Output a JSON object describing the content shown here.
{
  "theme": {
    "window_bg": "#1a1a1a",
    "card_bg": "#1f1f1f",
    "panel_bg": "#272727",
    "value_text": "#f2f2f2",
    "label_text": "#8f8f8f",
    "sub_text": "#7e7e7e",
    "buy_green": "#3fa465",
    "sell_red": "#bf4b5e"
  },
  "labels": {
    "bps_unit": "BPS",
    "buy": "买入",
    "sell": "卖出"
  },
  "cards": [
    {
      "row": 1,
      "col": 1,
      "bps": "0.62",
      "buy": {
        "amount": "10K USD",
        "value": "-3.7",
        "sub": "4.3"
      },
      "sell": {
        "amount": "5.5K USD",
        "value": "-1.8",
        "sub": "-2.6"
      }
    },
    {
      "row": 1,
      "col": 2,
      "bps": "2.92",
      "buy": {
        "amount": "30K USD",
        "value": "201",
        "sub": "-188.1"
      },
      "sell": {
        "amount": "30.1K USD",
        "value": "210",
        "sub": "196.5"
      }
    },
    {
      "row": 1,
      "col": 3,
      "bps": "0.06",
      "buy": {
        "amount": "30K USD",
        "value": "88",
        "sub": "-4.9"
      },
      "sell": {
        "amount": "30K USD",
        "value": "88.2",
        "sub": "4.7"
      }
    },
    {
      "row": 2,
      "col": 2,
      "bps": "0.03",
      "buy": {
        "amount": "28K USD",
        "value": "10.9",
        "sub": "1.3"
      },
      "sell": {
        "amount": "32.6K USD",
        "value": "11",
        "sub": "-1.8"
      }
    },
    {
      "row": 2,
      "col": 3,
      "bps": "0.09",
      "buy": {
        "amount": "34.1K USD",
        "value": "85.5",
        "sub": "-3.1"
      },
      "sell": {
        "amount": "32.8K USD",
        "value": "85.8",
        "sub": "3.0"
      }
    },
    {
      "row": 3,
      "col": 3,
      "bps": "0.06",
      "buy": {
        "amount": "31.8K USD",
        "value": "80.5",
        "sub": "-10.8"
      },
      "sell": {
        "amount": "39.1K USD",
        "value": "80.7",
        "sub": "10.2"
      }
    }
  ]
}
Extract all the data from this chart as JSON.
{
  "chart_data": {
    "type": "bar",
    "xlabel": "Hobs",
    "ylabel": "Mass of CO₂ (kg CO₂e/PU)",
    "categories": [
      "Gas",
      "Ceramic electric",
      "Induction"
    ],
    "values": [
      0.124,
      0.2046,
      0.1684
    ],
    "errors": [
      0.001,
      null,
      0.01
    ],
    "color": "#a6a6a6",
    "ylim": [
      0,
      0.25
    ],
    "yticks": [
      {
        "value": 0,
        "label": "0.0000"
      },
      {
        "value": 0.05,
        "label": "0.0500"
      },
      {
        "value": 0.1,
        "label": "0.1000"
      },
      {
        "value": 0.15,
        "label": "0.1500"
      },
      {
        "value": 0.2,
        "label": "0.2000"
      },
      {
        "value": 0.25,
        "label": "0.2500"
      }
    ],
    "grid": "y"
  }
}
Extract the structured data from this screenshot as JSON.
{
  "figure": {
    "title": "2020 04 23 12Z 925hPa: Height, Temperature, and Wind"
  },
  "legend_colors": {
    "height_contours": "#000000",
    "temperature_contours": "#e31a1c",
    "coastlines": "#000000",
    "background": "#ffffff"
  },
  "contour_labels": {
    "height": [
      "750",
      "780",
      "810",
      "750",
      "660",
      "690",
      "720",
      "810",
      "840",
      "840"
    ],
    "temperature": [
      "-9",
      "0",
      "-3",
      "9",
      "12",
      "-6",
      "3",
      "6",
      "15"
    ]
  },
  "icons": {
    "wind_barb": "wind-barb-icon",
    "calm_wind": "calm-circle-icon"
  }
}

- Direction -
Take the listing above and set it down exactly.

- Task answer -
Output a JSON object describing the content shown here.
{
  "theme": {
    "window_bg": "#1a1a1a",
    "card_bg": "#1f1f1f",
    "panel_bg": "#272727",
    "value_text": "#f2f2f2",
    "label_text": "#8f8f8f",
    "sub_text": "#7e7e7e",
    "buy_green": "#3fa465",
    "sell_red": "#bf4b5e"
  },
  "labels": {
    "bps_unit": "BPS",
    "buy": "买入",
    "sell": "卖出"
  },
  "cards": [
    {
      "row": 1,
      "col": 1,
      "bps": "0.62",
      "buy": {
        "amount": "10K USD",
        "value": "-3.7",
        "sub": "4.3"
      },
      "sell": {
        "amount": "5.5K USD",
        "value": "-1.8",
        "sub": "-2.6"
      }
    },
    {
      "row": 1,
      "col": 2,
      "bps": "2.92",
      "buy": {
        "amount": "30K USD",
        "value": "201",
        "sub": "-188.1"
      },
      "sell": {
        "amount": "30.1K USD",
        "value": "210",
        "sub": "196.5"
      }
    },
    {
      "row": 1,
      "col": 3,
      "bps": "0.06",
      "buy": {
        "amount": "30K USD",
        "value": "88",
        "sub": "-4.9"
      },
      "sell": {
        "amount": "30K USD",
        "value": "88.2",
        "sub": "4.7"
      }
    },
    {
      "row": 2,
      "col": 2,
      "bps": "0.03",
      "buy": {
        "amount": "28K USD",
        "value": "10.9",
        "sub": "1.3"
      },
      "sell": {
        "amount": "32.6K USD",
        "value": "11",
        "sub": "-1.8"
      }
    },
    {
      "row": 2,
      "col": 3,
      "bps": "0.09",
      "buy": {
        "amount": "34.1K USD",
        "value": "85.5",
        "sub": "-3.1"
      },
      "sell": {
        "amount": "32.8K USD",
        "value": "85.8",
        "sub": "3.0"
      }
    },
    {
      "row": 3,
      "col": 3,
      "bps": "0.06",
      "buy": {
        "amount": "31.8K USD",
        "value": "80.5",
        "sub": "-10.8"
      },
      "sell": {
        "amount": "39.1K USD",
        "value": "80.7",
        "sub": "10.2"
      }
    }
  ]
}
Extract all the data from this chart as JSON.
{
  "chart_data": {
    "type": "bar",
    "xlabel": "Hobs",
    "ylabel": "Mass of CO₂ (kg CO₂e/PU)",
    "categories": [
      "Gas",
      "Ceramic electric",
      "Induction"
    ],
    "values": [
      0.124,
      0.2046,
      0.1684
    ],
    "errors": [
      0.001,
      null,
      0.01
    ],
    "color": "#a6a6a6",
    "ylim": [
      0,
      0.25
    ],
    "yticks": [
      {
        "value": 0,
        "label": "0.0000"
      },
      {
        "value": 0.05,
        "label": "0.0500"
      },
      {
        "value": 0.1,
        "label": "0.1000"
      },
      {
        "value": 0.15,
        "label": "0.1500"
      },
      {
        "value": 0.2,
        "label": "0.2000"
      },
      {
        "value": 0.25,
        "label": "0.2500"
      }
    ],
    "grid": "y"
  }
}
Extract the structured data from this screenshot as JSON.
{
  "figure": {
    "title": "2020 04 23 12Z 925hPa: Height, Temperature, and Wind"
  },
  "legend_colors": {
    "height_contours": "#000000",
    "temperature_contours": "#e31a1c",
    "coastlines": "#000000",
    "background": "#ffffff"
  },
  "contour_labels": {
    "height": [
      "750",
      "780",
      "810",
      "750",
      "660",
      "690",
      "720",
      "810",
      "840",
      "840"
    ],
    "temperature": [
      "-9",
      "0",
      "-3",
      "9",
      "12",
      "-6",
      "3",
      "6",
      "15"
    ]
  },
  "icons": {
    "wind_barb": "wind-barb-icon",
    "calm_wind": "calm-circle-icon"
  }
}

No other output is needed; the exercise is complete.